[Start Supplied material]
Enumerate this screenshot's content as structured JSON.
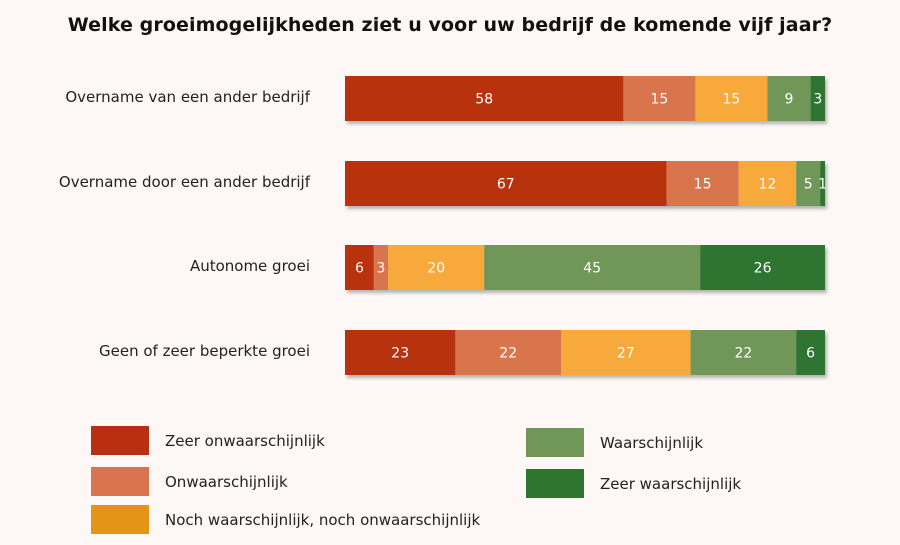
{
  "chart_data": {
    "type": "bar",
    "orientation": "horizontal",
    "stacked": true,
    "title": "Welke groeimogelijkheden ziet u voor uw bedrijf de komende vijf jaar?",
    "categories": [
      "Overname van een ander bedrijf",
      "Overname door een ander bedrijf",
      "Autonome groei",
      "Geen of zeer beperkte groei"
    ],
    "series": [
      {
        "name": "Zeer onwaarschijnlijk",
        "color": "#b8300f",
        "values": [
          58,
          67,
          6,
          23
        ]
      },
      {
        "name": "Onwaarschijnlijk",
        "color": "#d9744e",
        "values": [
          15,
          15,
          3,
          22
        ]
      },
      {
        "name": "Noch waarschijnlijk, noch onwaarschijnlijk",
        "color": "#f7a93a",
        "values": [
          15,
          12,
          20,
          27
        ]
      },
      {
        "name": "Waarschijnlijk",
        "color": "#719758",
        "values": [
          9,
          5,
          45,
          22
        ]
      },
      {
        "name": "Zeer waarschijnlijk",
        "color": "#2e7530",
        "values": [
          3,
          1,
          26,
          6
        ]
      }
    ],
    "xlim": [
      0,
      100
    ],
    "grid": false,
    "legend_position": "bottom",
    "legend_swatch_colors": [
      "#b8300f",
      "#d9744e",
      "#e49416",
      "#719758",
      "#2e7530"
    ]
  }
}
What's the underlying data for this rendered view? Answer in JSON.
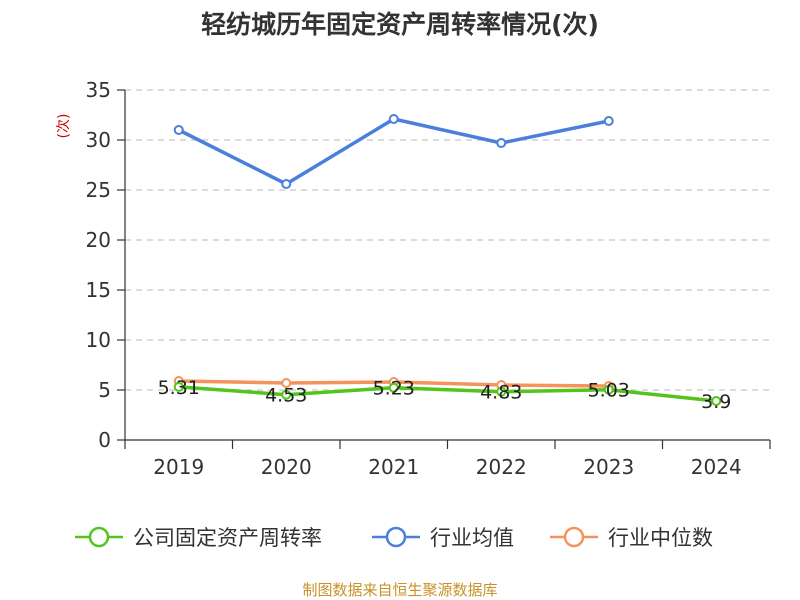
{
  "chart_data": {
    "type": "line",
    "title": "轻纺城历年固定资产周转率情况(次)",
    "unit": "(次)",
    "categories": [
      "2019",
      "2020",
      "2021",
      "2022",
      "2023",
      "2024"
    ],
    "ylim": [
      0,
      35
    ],
    "yticks": [
      "0",
      "5",
      "10",
      "15",
      "20",
      "25",
      "30",
      "35"
    ],
    "grid": true,
    "legend_position": "bottom",
    "series": [
      {
        "name": "公司固定资产周转率",
        "color": "#52c41a",
        "values": [
          5.31,
          4.53,
          5.23,
          4.83,
          5.03,
          3.9
        ],
        "labels": [
          "5.31",
          "4.53",
          "5.23",
          "4.83",
          "5.03",
          "3.9"
        ]
      },
      {
        "name": "行业均值",
        "color": "#4a7fdc",
        "values": [
          31.0,
          25.6,
          32.1,
          29.7,
          31.9,
          null
        ]
      },
      {
        "name": "行业中位数",
        "color": "#f4935c",
        "values": [
          5.9,
          5.7,
          5.8,
          5.5,
          5.4,
          null
        ]
      }
    ],
    "source": "制图数据来自恒生聚源数据库"
  }
}
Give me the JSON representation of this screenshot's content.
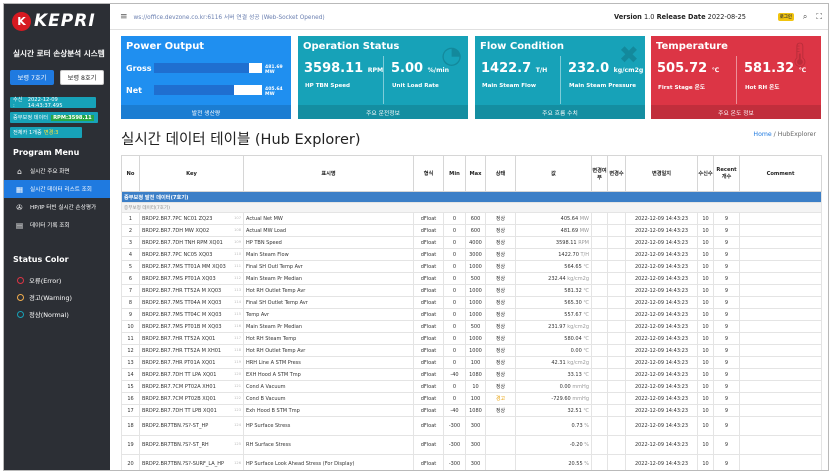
{
  "sidebar": {
    "logo_mark": "K",
    "logo_text": "KEPRI",
    "app_title": "실시간 로터 손상분석 시스템",
    "versions": [
      {
        "label": "보령 7호기"
      },
      {
        "label": "보령 8호기"
      }
    ],
    "receive_label": "수신 : ",
    "receive_value": "2022-12-09 14:43:37.495",
    "speed_label": "증부보정 데이터",
    "speed_value": "RPM:3598.11",
    "total_label": "전체카 1개중",
    "total_value": "변경:3",
    "menu_title": "Program Menu",
    "menu": [
      {
        "label": "실시간 주요 화면"
      },
      {
        "label": "실시간 데이터 리스트 조회"
      },
      {
        "label": "HP/IP 터빈 실시간 손상평가"
      },
      {
        "label": "데이터 기록 조회"
      }
    ],
    "status_title": "Status Color",
    "status": [
      {
        "label": "오류(Error)",
        "color": "#dc3545"
      },
      {
        "label": "경고(Warning)",
        "color": "#f0ad4e"
      },
      {
        "label": "정상(Normal)",
        "color": "#17a2b8"
      }
    ]
  },
  "topbar": {
    "ws_status": "ws://office.devzone.co.kr:6116 서버 연결 성공 (Web-Socket Opened)",
    "version_label": "Version",
    "version_value": "1.0",
    "release_label": "Release Date",
    "release_value": "2022-08-25",
    "badge": "로그인"
  },
  "cards": {
    "power": {
      "title": "Power Output",
      "gross_label": "Gross",
      "gross_value": "481.69 MW",
      "gross_fraction": 0.88,
      "net_label": "Net",
      "net_value": "405.64 MW",
      "net_fraction": 0.74,
      "footer": "발전 생산량"
    },
    "operation": {
      "title": "Operation Status",
      "v1": "3598.11",
      "u1": "RPM",
      "l1": "HP TBN Speed",
      "v2": "5.00",
      "u2": "%/min",
      "l2": "Unit Load Rate",
      "footer": "주요 운전정보"
    },
    "flow": {
      "title": "Flow Condition",
      "v1": "1422.7",
      "u1": "T/H",
      "l1": "Main Steam Flow",
      "v2": "232.0",
      "u2": "kg/cm2g",
      "l2": "Main Steam Pressure",
      "footer": "주요 흐름 수치"
    },
    "temp": {
      "title": "Temperature",
      "v1": "505.72",
      "u1": "℃",
      "l1": "First Stage 온도",
      "v2": "581.32",
      "u2": "℃",
      "l2": "Hot RH 온도",
      "footer": "주요 온도 정보"
    }
  },
  "page": {
    "heading": "실시간 데이터 테이블 (Hub Explorer)",
    "crumb_home": "Home",
    "crumb_sep": "/",
    "crumb_current": "HubExplorer"
  },
  "table": {
    "headers": [
      "No",
      "Key",
      "표시명",
      "형식",
      "Min",
      "Max",
      "상태",
      "값",
      "변경여부",
      "변경수",
      "변경일지",
      "수신수",
      "Recent개수",
      "Comment"
    ],
    "group": "증부보정 발전 데이터(7호기)",
    "subgroup": "증부보정 데이터(7호기)",
    "rows": [
      {
        "no": "1",
        "key": "BRDP2.BR7.7PC NC01 ZQ23",
        "tag": "107",
        "name": "Actual Net MW",
        "type": "dFloat",
        "min": "0",
        "max": "600",
        "state": "정상",
        "value": "405.64",
        "unit": "MW",
        "date": "2022-12-09 14:43:23",
        "recv": "10",
        "recent": "9"
      },
      {
        "no": "2",
        "key": "BRDP2.BR7.7DH MW XQ02",
        "tag": "108",
        "name": "Actual MW Load",
        "type": "dFloat",
        "min": "0",
        "max": "600",
        "state": "정상",
        "value": "481.69",
        "unit": "MW",
        "date": "2022-12-09 14:43:23",
        "recv": "10",
        "recent": "9"
      },
      {
        "no": "3",
        "key": "BRDP2.BR7.7DH TNH RPM XQ01",
        "tag": "109",
        "name": "HP TBN Speed",
        "type": "dFloat",
        "min": "0",
        "max": "4000",
        "state": "정상",
        "value": "3598.11",
        "unit": "RPM",
        "date": "2022-12-09 14:43:23",
        "recv": "10",
        "recent": "9"
      },
      {
        "no": "4",
        "key": "BRDP2.BR7.7PC NC05 XQ03",
        "tag": "110",
        "name": "Main Steam Flow",
        "type": "dFloat",
        "min": "0",
        "max": "3000",
        "state": "정상",
        "value": "1422.70",
        "unit": "T/H",
        "date": "2022-12-09 14:43:23",
        "recv": "10",
        "recent": "9"
      },
      {
        "no": "5",
        "key": "BRDP2.BR7.7MS TT01A MM XQ03",
        "tag": "111",
        "name": "Final SH Outl Temp Avr",
        "type": "dFloat",
        "min": "0",
        "max": "1000",
        "state": "정상",
        "value": "564.65",
        "unit": "℃",
        "date": "2022-12-09 14:43:23",
        "recv": "10",
        "recent": "9"
      },
      {
        "no": "6",
        "key": "BRDP2.BR7.7MS PT01A XQ03",
        "tag": "112",
        "name": "Main Steam Pr Median",
        "type": "dFloat",
        "min": "0",
        "max": "500",
        "state": "정상",
        "value": "232.44",
        "unit": "kg/cm2g",
        "date": "2022-12-09 14:43:23",
        "recv": "10",
        "recent": "9"
      },
      {
        "no": "7",
        "key": "BRDP2.BR7.7HR TT52A M XQ03",
        "tag": "113",
        "name": "Hot RH Outlet Temp Avr",
        "type": "dFloat",
        "min": "0",
        "max": "1000",
        "state": "정상",
        "value": "581.32",
        "unit": "℃",
        "date": "2022-12-09 14:43:23",
        "recv": "10",
        "recent": "9"
      },
      {
        "no": "8",
        "key": "BRDP2.BR7.7MS TT04A M XQ03",
        "tag": "114",
        "name": "Final SH Outlet Temp Avr",
        "type": "dFloat",
        "min": "0",
        "max": "1000",
        "state": "정상",
        "value": "565.30",
        "unit": "℃",
        "date": "2022-12-09 14:43:23",
        "recv": "10",
        "recent": "9"
      },
      {
        "no": "9",
        "key": "BRDP2.BR7.7MS TT04C M XQ03",
        "tag": "115",
        "name": "Temp Avr",
        "type": "dFloat",
        "min": "0",
        "max": "1000",
        "state": "정상",
        "value": "557.67",
        "unit": "℃",
        "date": "2022-12-09 14:43:23",
        "recv": "10",
        "recent": "9"
      },
      {
        "no": "10",
        "key": "BRDP2.BR7.7MS PT01B M XQ03",
        "tag": "116",
        "name": "Main Steam Pr Median",
        "type": "dFloat",
        "min": "0",
        "max": "500",
        "state": "정상",
        "value": "231.97",
        "unit": "kg/cm2g",
        "date": "2022-12-09 14:43:23",
        "recv": "10",
        "recent": "9"
      },
      {
        "no": "11",
        "key": "BRDP2.BR7.7HR TT52A XQ01",
        "tag": "117",
        "name": "Hot RH Steam Temp",
        "type": "dFloat",
        "min": "0",
        "max": "1000",
        "state": "정상",
        "value": "580.04",
        "unit": "℃",
        "date": "2022-12-09 14:43:23",
        "recv": "10",
        "recent": "9"
      },
      {
        "no": "12",
        "key": "BRDP2.BR7.7HR TT52A M XH01",
        "tag": "118",
        "name": "Hot RH Outlet Temp Avr",
        "type": "dFloat",
        "min": "0",
        "max": "1000",
        "state": "정상",
        "value": "0.00",
        "unit": "℃",
        "date": "2022-12-09 14:43:23",
        "recv": "10",
        "recent": "9"
      },
      {
        "no": "13",
        "key": "BRDP2.BR7.7HR PT01A XQ01",
        "tag": "119",
        "name": "HRH Line A STM Press",
        "type": "dFloat",
        "min": "0",
        "max": "100",
        "state": "정상",
        "value": "42.31",
        "unit": "kg/cm2g",
        "date": "2022-12-09 14:43:23",
        "recv": "10",
        "recent": "9"
      },
      {
        "no": "14",
        "key": "BRDP2.BR7.7DH TT LPA XQ01",
        "tag": "120",
        "name": "EXH Hood A STM Tmp",
        "type": "dFloat",
        "min": "-40",
        "max": "1080",
        "state": "정상",
        "value": "33.13",
        "unit": "℃",
        "date": "2022-12-09 14:43:23",
        "recv": "10",
        "recent": "9"
      },
      {
        "no": "15",
        "key": "BRDP2.BR7.7CM PT02A XH01",
        "tag": "121",
        "name": "Cond A Vacuum",
        "type": "dFloat",
        "min": "0",
        "max": "10",
        "state": "정상",
        "value": "0.00",
        "unit": "mmHg",
        "date": "2022-12-09 14:43:23",
        "recv": "10",
        "recent": "9"
      },
      {
        "no": "16",
        "key": "BRDP2.BR7.7CM PT02B XQ01",
        "tag": "122",
        "name": "Cond B Vacuum",
        "type": "dFloat",
        "min": "0",
        "max": "100",
        "state": "경고",
        "value": "-729.60",
        "unit": "mmHg",
        "date": "2022-12-09 14:43:23",
        "recv": "10",
        "recent": "9",
        "warn": true
      },
      {
        "no": "17",
        "key": "BRDP2.BR7.7DH TT LPB XQ01",
        "tag": "123",
        "name": "Exh Hood B STM Tmp",
        "type": "dFloat",
        "min": "-40",
        "max": "1080",
        "state": "정상",
        "value": "32.51",
        "unit": "℃",
        "date": "2022-12-09 14:43:23",
        "recv": "10",
        "recent": "9"
      },
      {
        "no": "18",
        "key": "BRDP2.BR7TBN.?S?-ST_HP",
        "tag": "124",
        "name": "HP Surface Stress",
        "type": "dFloat",
        "min": "-300",
        "max": "300",
        "state": "",
        "value": "0.73",
        "unit": "%",
        "date": "2022-12-09 14:43:23",
        "recv": "10",
        "recent": "9",
        "tall": true
      },
      {
        "no": "19",
        "key": "BRDP2.BR7TBN.?S?-ST_RH",
        "tag": "125",
        "name": "RH Surface Stress",
        "type": "dFloat",
        "min": "-300",
        "max": "300",
        "state": "",
        "value": "-0.20",
        "unit": "%",
        "date": "2022-12-09 14:43:23",
        "recv": "10",
        "recent": "9",
        "tall": true
      },
      {
        "no": "20",
        "key": "BRDP2.BR7TBN.?S?-SURF_LA_HP",
        "tag": "126",
        "name": "HP Surface Look Ahead Stress (For Display)",
        "type": "dFloat",
        "min": "-300",
        "max": "300",
        "state": "",
        "value": "20.55",
        "unit": "%",
        "date": "2022-12-09 14:43:23",
        "recv": "10",
        "recent": "9",
        "tall": true
      }
    ]
  }
}
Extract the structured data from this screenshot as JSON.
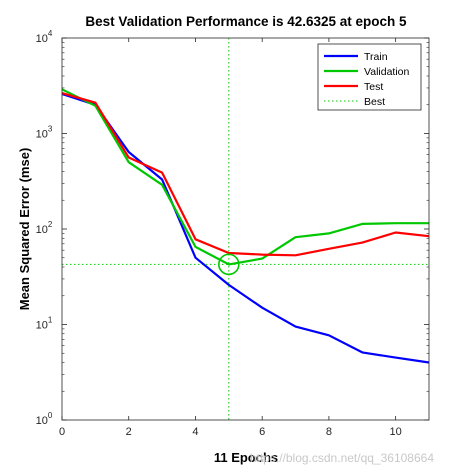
{
  "chart_data": {
    "type": "line",
    "title": "Best Validation Performance is 42.6325 at epoch 5",
    "xlabel": "11 Epochs",
    "ylabel": "Mean Squared Error  (mse)",
    "xlim": [
      0,
      11
    ],
    "ylim": [
      1,
      10000
    ],
    "yscale": "log",
    "xticks": [
      "0",
      "2",
      "4",
      "6",
      "8",
      "10"
    ],
    "yticks": [
      {
        "base": "10",
        "exp": "0"
      },
      {
        "base": "10",
        "exp": "1"
      },
      {
        "base": "10",
        "exp": "2"
      },
      {
        "base": "10",
        "exp": "3"
      },
      {
        "base": "10",
        "exp": "4"
      }
    ],
    "legend_position": "top-right",
    "series": [
      {
        "name": "Train",
        "color": "#0000ff",
        "x": [
          0,
          1,
          2,
          3,
          4,
          5,
          6,
          7,
          8,
          9,
          10,
          11
        ],
        "y": [
          2600,
          2000,
          640,
          330,
          50,
          26,
          15,
          9.5,
          7.7,
          5.1,
          4.5,
          4.0
        ]
      },
      {
        "name": "Validation",
        "color": "#00c800",
        "x": [
          0,
          1,
          2,
          3,
          4,
          5,
          6,
          7,
          8,
          9,
          10,
          11
        ],
        "y": [
          2900,
          1950,
          500,
          290,
          65,
          42.6325,
          49,
          82,
          90,
          113,
          115,
          115
        ]
      },
      {
        "name": "Test",
        "color": "#ff0000",
        "x": [
          0,
          1,
          2,
          3,
          4,
          5,
          6,
          7,
          8,
          9,
          10,
          11
        ],
        "y": [
          2650,
          2100,
          560,
          390,
          78,
          56,
          54,
          53,
          62,
          72,
          92,
          84
        ]
      }
    ],
    "best": {
      "label": "Best",
      "color": "#00c800",
      "x": 5,
      "y": 42.6325
    }
  },
  "watermark": "https://blog.csdn.net/qq_36108664"
}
[End Supplied material]
Where a line of the material above holds the string "Load", copy that line.

Answer to the problem
      "l2": "Unit Load Rate",
        "name": "Actual MW Load",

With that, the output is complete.